__Okunacak Metin__:
Uyarı: Bu yazı çok çok ciddi konular içermektedir. Bu ciddiyete dayanamayacak olanlar lütfen ona göre hareket etsinler. 😇
Ben dayanırım okuyabilirim diyenlere de iyi okumalar…✨

“World Health Organisation”un bir araştırmasına göre Almanya’da 15 yaşındaki kızların %33, erkeklerin ise %22’si cinsi münasebette bulunmuş. Volksgezondheid’in ve “Youth Advocates”in araştırmasına göre 15-17 yaş arası Hollandalı kızların %41’i, erkeklerin %38’i cinsi münasebette bulunmuş. Avrupa’nın en yüksek oranı ise İngiltere’de. 15 yaşındakilerin yaklaşık %38’i cinsi münasebette bulunmuş. Tabi Avrupa’da bu İngiltere olabilir ama dünya çapında ise Amerika’nın oranı bundan daha da yüksek..

2013’te “American Youth Risk Behavior Surveillance” tarafından yapılan bir araştırmaya göre Amerika’da orta okul ve lise öğrencilerinin  %47’si cinsel alanda aktifler. Yani gayet aktif bir cinsel hayatları var.
Şimdi belki içinden düşünüyorsundur: “Ee ne olmuş yani, sen Müslümansın onlar değil. Birbirlerini seviyorlardır, istediklerini de yaparlar. Ne var bunda?”
O zaman şunu ilave etmek istiyorum; bu gençlerin %34’ü sevgilisi olmadığını hatta henüz o gün tanıştığı ve özünü sözünü bilmediği bir kişi ile olduğunu belirtti. Bu olayın İngilizce terimi ise  “one night stand”dir. Ve bu “one night stand”in hiçbir değeri yok ilgili kişilerin gözünde.
Şimdi de dersin muhtemelen: “Olabilir yani. Değeri olmasa bile aklı başında insanlar. Sana ne?”
Araştırmaya göre son 3 ayda cinsi münasebette bulunmuş olanların %22’si alkol veya uyuşturucu maddenin etkisi altında olduğunu belirtti.


Üstelik gençlerin %5,6’sı daha 13 yaşına gelmeden “ilk cinsi münasebetini” yaşamış olduğunu belirtti.

Evet bu dünya çapındaki sayılar bence iç acıtıcı ve bir o kadar da endişe ettirici.

__Görev Metni A__: Aşağıdaki girdilerde "leap" dizesini barındıran satırların tümünü seçip aynen kopyalayınız. Büyük ve küçük harf ayrımı gözetilmelidir.
__Görev Metni B__: Gençlerin cinsel davranışlarına dair istatistikleri ele alan yukarıdaki yazının devamını, son cümlesinden sonrasını getirecek şekilde yazınız.

__Kayıt Kümesi__:
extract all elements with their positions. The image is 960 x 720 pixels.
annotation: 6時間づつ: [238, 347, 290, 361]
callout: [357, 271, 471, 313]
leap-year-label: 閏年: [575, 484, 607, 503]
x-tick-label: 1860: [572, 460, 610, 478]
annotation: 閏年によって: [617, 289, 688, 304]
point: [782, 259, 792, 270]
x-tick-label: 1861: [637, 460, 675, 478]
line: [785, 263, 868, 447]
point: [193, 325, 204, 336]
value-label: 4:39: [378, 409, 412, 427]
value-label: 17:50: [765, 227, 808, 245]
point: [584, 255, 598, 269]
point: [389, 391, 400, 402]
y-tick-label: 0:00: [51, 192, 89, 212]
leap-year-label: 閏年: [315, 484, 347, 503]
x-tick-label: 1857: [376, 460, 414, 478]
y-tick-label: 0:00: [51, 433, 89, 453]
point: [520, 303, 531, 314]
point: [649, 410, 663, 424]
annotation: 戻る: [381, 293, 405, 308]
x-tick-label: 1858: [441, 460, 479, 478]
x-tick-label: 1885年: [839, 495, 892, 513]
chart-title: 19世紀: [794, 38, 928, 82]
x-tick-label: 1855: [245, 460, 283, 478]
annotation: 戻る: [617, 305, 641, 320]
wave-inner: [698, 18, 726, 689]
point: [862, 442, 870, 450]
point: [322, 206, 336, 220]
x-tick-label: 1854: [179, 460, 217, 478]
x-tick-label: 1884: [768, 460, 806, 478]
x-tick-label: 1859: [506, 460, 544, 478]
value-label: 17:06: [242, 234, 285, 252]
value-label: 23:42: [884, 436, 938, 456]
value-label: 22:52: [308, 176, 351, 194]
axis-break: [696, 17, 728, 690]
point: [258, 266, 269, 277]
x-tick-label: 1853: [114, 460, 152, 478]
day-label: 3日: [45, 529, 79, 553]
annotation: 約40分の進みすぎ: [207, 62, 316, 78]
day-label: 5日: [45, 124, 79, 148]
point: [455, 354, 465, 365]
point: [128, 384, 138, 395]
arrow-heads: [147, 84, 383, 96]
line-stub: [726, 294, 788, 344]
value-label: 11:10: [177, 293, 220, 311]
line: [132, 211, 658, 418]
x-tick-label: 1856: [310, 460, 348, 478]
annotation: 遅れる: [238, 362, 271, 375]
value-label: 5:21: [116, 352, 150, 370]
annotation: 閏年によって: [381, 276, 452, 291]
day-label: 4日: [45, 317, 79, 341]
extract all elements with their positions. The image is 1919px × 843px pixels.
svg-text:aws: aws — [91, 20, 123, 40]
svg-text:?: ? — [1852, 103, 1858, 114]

__Görev Sonucu A__:
leap-year-label: 閏年: [575, 484, 607, 503]
leap-year-label: 閏年: [315, 484, 347, 503]

__Görev Sonucu B__:
“Andolsun ki biz insanı (Âdem ‘i) süzülmüş bir çamur(ve hülâsasın)dan yarattık. Sonra onu (yani Âdem’in evlatlarını) bir nutfe kılıp, sağlam bir karargahta (rahimde) yerleştirdik. Sonra o nutfeyi uyuşmuş kan olarak yarattık. Arkasından o kanı bir parça et olarak yarattık ve o eti kemik(üzerin)e et giydirdik. Sonra onu (rahimde) başka bu hilkat olarak inşa ed(ip ruh üfle)dik. (Bütün hüküm ve kudretinde) yaratanların en güzeli olan Allah’ın şanı ne güzel ve ne yücedir.”
(el-Müminîn, 23/12-16).

Bizler bu dünyaya en yüksek varlıklar olarak gönderilmişiz. Hayvanlardan, nebatattan üstün vaziyetteyiz; yeryüzünün halifeleri olarak tanımlanıyoruz. Yetmiyormuş gibi Rabbimiz bizi akıl ve irade ile kuvvetlendirmiş. Haricinde bizim etrafımızı nimetlerle donatmış. Unutma ki senin aldığın ve alacağın tek bir nefes dahi sure-i Yasin’de geçen “Kün” emrine bakıyor. O, “Ol!” derse olur, “Olmaz!” derse olmaz.
Ve O sana, bu bedeni kutsal bir emanet olarak vermiş. Evet, ey Ademoğlu! Kıymetini bil! Sen üstünlüğü takva ile kazanan bir varlıksın. Tüm alçaklıklardan uzaklaşmak ile şereflenen bir varlıksın. Kulluk ile kutlu bir görevle vazifelendirilmiş bir memursun! Rabbin seni kendi ruhundan üfleyerek bir beden ile meydana getirmiş. Senin bu ruhun ve bedenin Rabbinin sana lütfudür.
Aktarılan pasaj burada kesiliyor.